Requirements — Return all entries word for word, but drop any images.

[Records]

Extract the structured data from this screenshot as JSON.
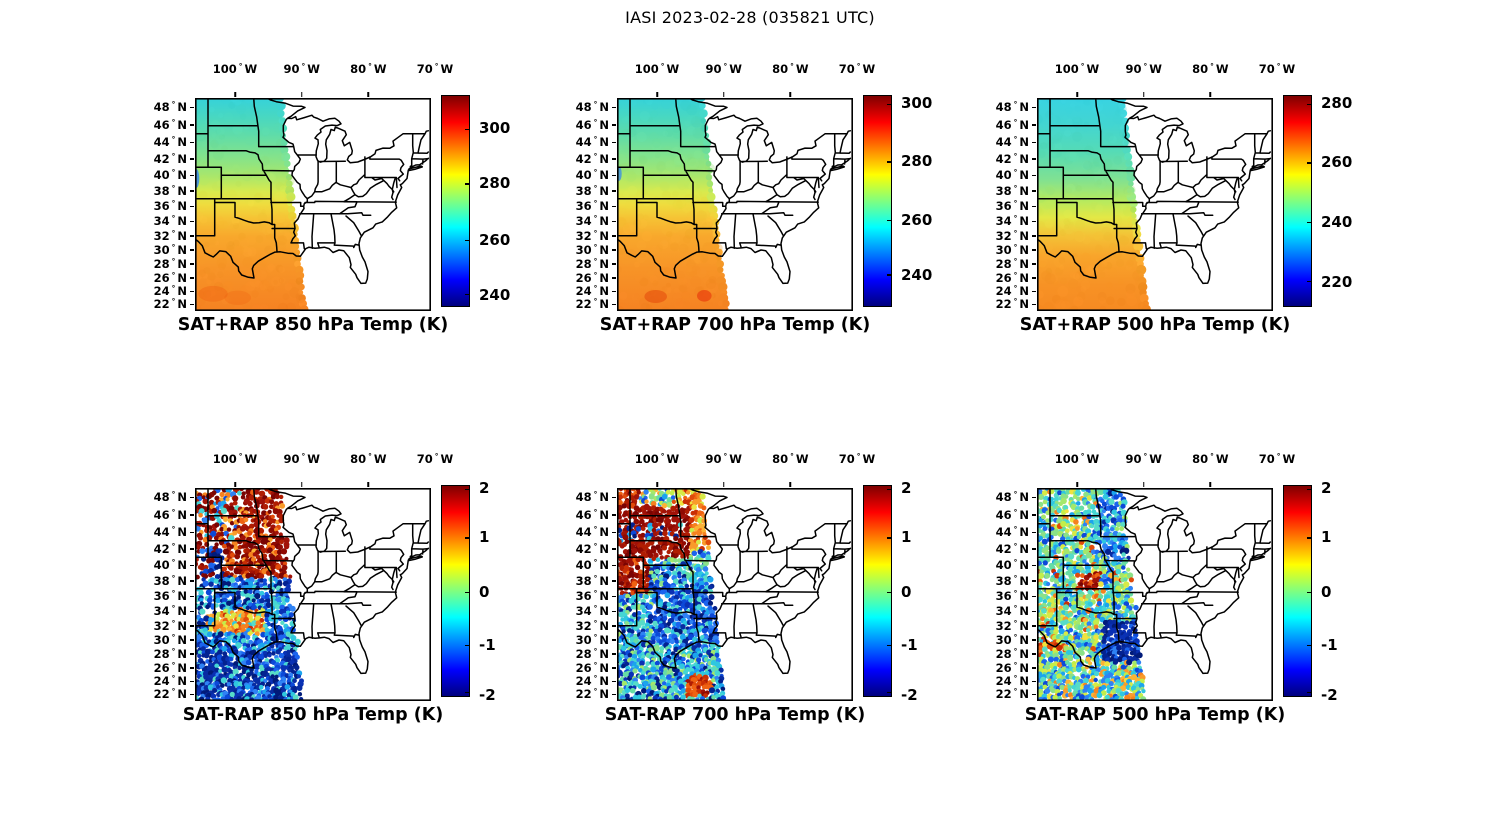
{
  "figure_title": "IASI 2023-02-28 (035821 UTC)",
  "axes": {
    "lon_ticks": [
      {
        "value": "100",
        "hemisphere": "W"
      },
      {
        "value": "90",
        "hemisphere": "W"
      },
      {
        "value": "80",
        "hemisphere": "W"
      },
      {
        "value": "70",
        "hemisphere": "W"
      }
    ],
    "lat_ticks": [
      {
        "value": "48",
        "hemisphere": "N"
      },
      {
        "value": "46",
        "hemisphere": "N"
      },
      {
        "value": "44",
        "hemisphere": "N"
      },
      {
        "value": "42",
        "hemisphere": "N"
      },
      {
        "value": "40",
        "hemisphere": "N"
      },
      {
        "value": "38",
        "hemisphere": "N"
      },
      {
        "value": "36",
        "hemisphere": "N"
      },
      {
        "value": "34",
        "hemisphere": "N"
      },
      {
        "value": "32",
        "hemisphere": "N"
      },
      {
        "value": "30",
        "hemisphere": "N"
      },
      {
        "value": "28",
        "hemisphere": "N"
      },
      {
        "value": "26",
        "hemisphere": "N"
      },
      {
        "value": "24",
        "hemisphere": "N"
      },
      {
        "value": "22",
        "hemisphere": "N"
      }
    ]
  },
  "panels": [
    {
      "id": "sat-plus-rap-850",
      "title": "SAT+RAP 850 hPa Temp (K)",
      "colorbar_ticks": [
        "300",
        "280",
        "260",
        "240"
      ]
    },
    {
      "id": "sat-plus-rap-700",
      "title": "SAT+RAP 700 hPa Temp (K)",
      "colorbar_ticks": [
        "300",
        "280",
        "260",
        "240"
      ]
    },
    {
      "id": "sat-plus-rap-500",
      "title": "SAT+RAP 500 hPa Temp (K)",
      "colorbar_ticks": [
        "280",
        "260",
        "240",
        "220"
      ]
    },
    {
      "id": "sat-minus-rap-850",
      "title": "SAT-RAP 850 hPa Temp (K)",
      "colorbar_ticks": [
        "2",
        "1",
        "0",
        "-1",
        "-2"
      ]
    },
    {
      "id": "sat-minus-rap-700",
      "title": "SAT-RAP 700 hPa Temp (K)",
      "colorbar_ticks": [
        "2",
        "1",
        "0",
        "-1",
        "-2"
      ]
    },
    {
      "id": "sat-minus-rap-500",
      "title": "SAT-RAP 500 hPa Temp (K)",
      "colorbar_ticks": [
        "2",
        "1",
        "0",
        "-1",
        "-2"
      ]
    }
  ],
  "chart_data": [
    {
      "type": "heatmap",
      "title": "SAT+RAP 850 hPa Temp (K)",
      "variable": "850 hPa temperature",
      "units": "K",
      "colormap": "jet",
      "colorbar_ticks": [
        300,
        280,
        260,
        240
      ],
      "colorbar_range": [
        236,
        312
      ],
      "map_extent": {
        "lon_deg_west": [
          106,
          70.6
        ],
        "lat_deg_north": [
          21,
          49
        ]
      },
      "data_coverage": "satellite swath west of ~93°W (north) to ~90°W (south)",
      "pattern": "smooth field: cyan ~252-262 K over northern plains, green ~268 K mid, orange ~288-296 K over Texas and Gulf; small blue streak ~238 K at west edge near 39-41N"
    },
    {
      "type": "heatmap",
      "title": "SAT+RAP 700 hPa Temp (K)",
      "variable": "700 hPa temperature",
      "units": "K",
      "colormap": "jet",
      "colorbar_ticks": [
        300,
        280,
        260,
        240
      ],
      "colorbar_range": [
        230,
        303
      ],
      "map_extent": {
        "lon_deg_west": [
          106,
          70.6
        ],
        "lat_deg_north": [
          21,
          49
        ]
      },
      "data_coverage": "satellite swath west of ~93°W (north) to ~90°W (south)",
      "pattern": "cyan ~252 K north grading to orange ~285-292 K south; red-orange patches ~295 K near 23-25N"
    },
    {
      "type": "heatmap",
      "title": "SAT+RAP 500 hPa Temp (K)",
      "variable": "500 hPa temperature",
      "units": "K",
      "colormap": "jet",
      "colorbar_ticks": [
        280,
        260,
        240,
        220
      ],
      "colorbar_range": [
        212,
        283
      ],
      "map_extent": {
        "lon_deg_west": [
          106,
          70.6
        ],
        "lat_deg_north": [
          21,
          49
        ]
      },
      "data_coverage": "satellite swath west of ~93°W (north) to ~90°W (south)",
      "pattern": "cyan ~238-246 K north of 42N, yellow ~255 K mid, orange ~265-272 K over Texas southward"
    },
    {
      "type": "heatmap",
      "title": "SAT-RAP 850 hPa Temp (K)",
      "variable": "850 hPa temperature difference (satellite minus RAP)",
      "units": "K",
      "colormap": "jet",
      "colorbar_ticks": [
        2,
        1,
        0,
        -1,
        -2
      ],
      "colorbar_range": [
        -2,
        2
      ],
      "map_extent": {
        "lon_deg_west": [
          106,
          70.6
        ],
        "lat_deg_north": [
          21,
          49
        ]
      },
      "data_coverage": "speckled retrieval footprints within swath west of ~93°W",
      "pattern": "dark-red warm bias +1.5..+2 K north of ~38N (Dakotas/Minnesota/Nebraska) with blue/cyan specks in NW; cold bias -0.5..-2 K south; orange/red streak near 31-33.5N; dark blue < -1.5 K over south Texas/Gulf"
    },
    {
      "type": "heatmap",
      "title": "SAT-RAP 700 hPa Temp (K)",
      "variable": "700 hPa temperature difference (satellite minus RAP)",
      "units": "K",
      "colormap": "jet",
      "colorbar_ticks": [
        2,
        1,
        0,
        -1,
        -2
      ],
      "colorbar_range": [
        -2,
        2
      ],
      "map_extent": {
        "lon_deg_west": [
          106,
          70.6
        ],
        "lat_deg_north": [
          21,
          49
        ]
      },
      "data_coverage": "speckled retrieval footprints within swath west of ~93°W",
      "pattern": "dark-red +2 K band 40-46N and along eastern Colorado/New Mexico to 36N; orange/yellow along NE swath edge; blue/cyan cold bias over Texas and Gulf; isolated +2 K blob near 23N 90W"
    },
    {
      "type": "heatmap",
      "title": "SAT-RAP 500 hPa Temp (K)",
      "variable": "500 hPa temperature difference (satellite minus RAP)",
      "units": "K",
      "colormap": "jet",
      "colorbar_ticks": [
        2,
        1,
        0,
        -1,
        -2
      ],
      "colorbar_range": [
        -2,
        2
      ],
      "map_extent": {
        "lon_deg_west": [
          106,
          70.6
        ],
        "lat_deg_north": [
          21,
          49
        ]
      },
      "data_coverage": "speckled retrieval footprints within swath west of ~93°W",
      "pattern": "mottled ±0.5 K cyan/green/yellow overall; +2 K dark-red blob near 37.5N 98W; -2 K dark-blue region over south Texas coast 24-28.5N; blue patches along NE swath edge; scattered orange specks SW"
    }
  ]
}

Expected output —
Extract the structured data from this screenshot as JSON.
{
  "figure_title": "IASI 2023-02-28 (035821 UTC)",
  "axes": {
    "lon_ticks": [
      {
        "value": "100",
        "hemisphere": "W"
      },
      {
        "value": "90",
        "hemisphere": "W"
      },
      {
        "value": "80",
        "hemisphere": "W"
      },
      {
        "value": "70",
        "hemisphere": "W"
      }
    ],
    "lat_ticks": [
      {
        "value": "48",
        "hemisphere": "N"
      },
      {
        "value": "46",
        "hemisphere": "N"
      },
      {
        "value": "44",
        "hemisphere": "N"
      },
      {
        "value": "42",
        "hemisphere": "N"
      },
      {
        "value": "40",
        "hemisphere": "N"
      },
      {
        "value": "38",
        "hemisphere": "N"
      },
      {
        "value": "36",
        "hemisphere": "N"
      },
      {
        "value": "34",
        "hemisphere": "N"
      },
      {
        "value": "32",
        "hemisphere": "N"
      },
      {
        "value": "30",
        "hemisphere": "N"
      },
      {
        "value": "28",
        "hemisphere": "N"
      },
      {
        "value": "26",
        "hemisphere": "N"
      },
      {
        "value": "24",
        "hemisphere": "N"
      },
      {
        "value": "22",
        "hemisphere": "N"
      }
    ]
  },
  "panels": [
    {
      "id": "sat-plus-rap-850",
      "title": "SAT+RAP 850 hPa Temp (K)",
      "colorbar_ticks": [
        "300",
        "280",
        "260",
        "240"
      ]
    },
    {
      "id": "sat-plus-rap-700",
      "title": "SAT+RAP 700 hPa Temp (K)",
      "colorbar_ticks": [
        "300",
        "280",
        "260",
        "240"
      ]
    },
    {
      "id": "sat-plus-rap-500",
      "title": "SAT+RAP 500 hPa Temp (K)",
      "colorbar_ticks": [
        "280",
        "260",
        "240",
        "220"
      ]
    },
    {
      "id": "sat-minus-rap-850",
      "title": "SAT-RAP 850 hPa Temp (K)",
      "colorbar_ticks": [
        "2",
        "1",
        "0",
        "-1",
        "-2"
      ]
    },
    {
      "id": "sat-minus-rap-700",
      "title": "SAT-RAP 700 hPa Temp (K)",
      "colorbar_ticks": [
        "2",
        "1",
        "0",
        "-1",
        "-2"
      ]
    },
    {
      "id": "sat-minus-rap-500",
      "title": "SAT-RAP 500 hPa Temp (K)",
      "colorbar_ticks": [
        "2",
        "1",
        "0",
        "-1",
        "-2"
      ]
    }
  ],
  "chart_data": [
    {
      "type": "heatmap",
      "title": "SAT+RAP 850 hPa Temp (K)",
      "variable": "850 hPa temperature",
      "units": "K",
      "colormap": "jet",
      "colorbar_ticks": [
        300,
        280,
        260,
        240
      ],
      "colorbar_range": [
        236,
        312
      ],
      "map_extent": {
        "lon_deg_west": [
          106,
          70.6
        ],
        "lat_deg_north": [
          21,
          49
        ]
      },
      "data_coverage": "satellite swath west of ~93°W (north) to ~90°W (south)",
      "pattern": "smooth field: cyan ~252-262 K over northern plains, green ~268 K mid, orange ~288-296 K over Texas and Gulf; small blue streak ~238 K at west edge near 39-41N"
    },
    {
      "type": "heatmap",
      "title": "SAT+RAP 700 hPa Temp (K)",
      "variable": "700 hPa temperature",
      "units": "K",
      "colormap": "jet",
      "colorbar_ticks": [
        300,
        280,
        260,
        240
      ],
      "colorbar_range": [
        230,
        303
      ],
      "map_extent": {
        "lon_deg_west": [
          106,
          70.6
        ],
        "lat_deg_north": [
          21,
          49
        ]
      },
      "data_coverage": "satellite swath west of ~93°W (north) to ~90°W (south)",
      "pattern": "cyan ~252 K north grading to orange ~285-292 K south; red-orange patches ~295 K near 23-25N"
    },
    {
      "type": "heatmap",
      "title": "SAT+RAP 500 hPa Temp (K)",
      "variable": "500 hPa temperature",
      "units": "K",
      "colormap": "jet",
      "colorbar_ticks": [
        280,
        260,
        240,
        220
      ],
      "colorbar_range": [
        212,
        283
      ],
      "map_extent": {
        "lon_deg_west": [
          106,
          70.6
        ],
        "lat_deg_north": [
          21,
          49
        ]
      },
      "data_coverage": "satellite swath west of ~93°W (north) to ~90°W (south)",
      "pattern": "cyan ~238-246 K north of 42N, yellow ~255 K mid, orange ~265-272 K over Texas southward"
    },
    {
      "type": "heatmap",
      "title": "SAT-RAP 850 hPa Temp (K)",
      "variable": "850 hPa temperature difference (satellite minus RAP)",
      "units": "K",
      "colormap": "jet",
      "colorbar_ticks": [
        2,
        1,
        0,
        -1,
        -2
      ],
      "colorbar_range": [
        -2,
        2
      ],
      "map_extent": {
        "lon_deg_west": [
          106,
          70.6
        ],
        "lat_deg_north": [
          21,
          49
        ]
      },
      "data_coverage": "speckled retrieval footprints within swath west of ~93°W",
      "pattern": "dark-red warm bias +1.5..+2 K north of ~38N (Dakotas/Minnesota/Nebraska) with blue/cyan specks in NW; cold bias -0.5..-2 K south; orange/red streak near 31-33.5N; dark blue < -1.5 K over south Texas/Gulf"
    },
    {
      "type": "heatmap",
      "title": "SAT-RAP 700 hPa Temp (K)",
      "variable": "700 hPa temperature difference (satellite minus RAP)",
      "units": "K",
      "colormap": "jet",
      "colorbar_ticks": [
        2,
        1,
        0,
        -1,
        -2
      ],
      "colorbar_range": [
        -2,
        2
      ],
      "map_extent": {
        "lon_deg_west": [
          106,
          70.6
        ],
        "lat_deg_north": [
          21,
          49
        ]
      },
      "data_coverage": "speckled retrieval footprints within swath west of ~93°W",
      "pattern": "dark-red +2 K band 40-46N and along eastern Colorado/New Mexico to 36N; orange/yellow along NE swath edge; blue/cyan cold bias over Texas and Gulf; isolated +2 K blob near 23N 90W"
    },
    {
      "type": "heatmap",
      "title": "SAT-RAP 500 hPa Temp (K)",
      "variable": "500 hPa temperature difference (satellite minus RAP)",
      "units": "K",
      "colormap": "jet",
      "colorbar_ticks": [
        2,
        1,
        0,
        -1,
        -2
      ],
      "colorbar_range": [
        -2,
        2
      ],
      "map_extent": {
        "lon_deg_west": [
          106,
          70.6
        ],
        "lat_deg_north": [
          21,
          49
        ]
      },
      "data_coverage": "speckled retrieval footprints within swath west of ~93°W",
      "pattern": "mottled ±0.5 K cyan/green/yellow overall; +2 K dark-red blob near 37.5N 98W; -2 K dark-blue region over south Texas coast 24-28.5N; blue patches along NE swath edge; scattered orange specks SW"
    }
  ]
}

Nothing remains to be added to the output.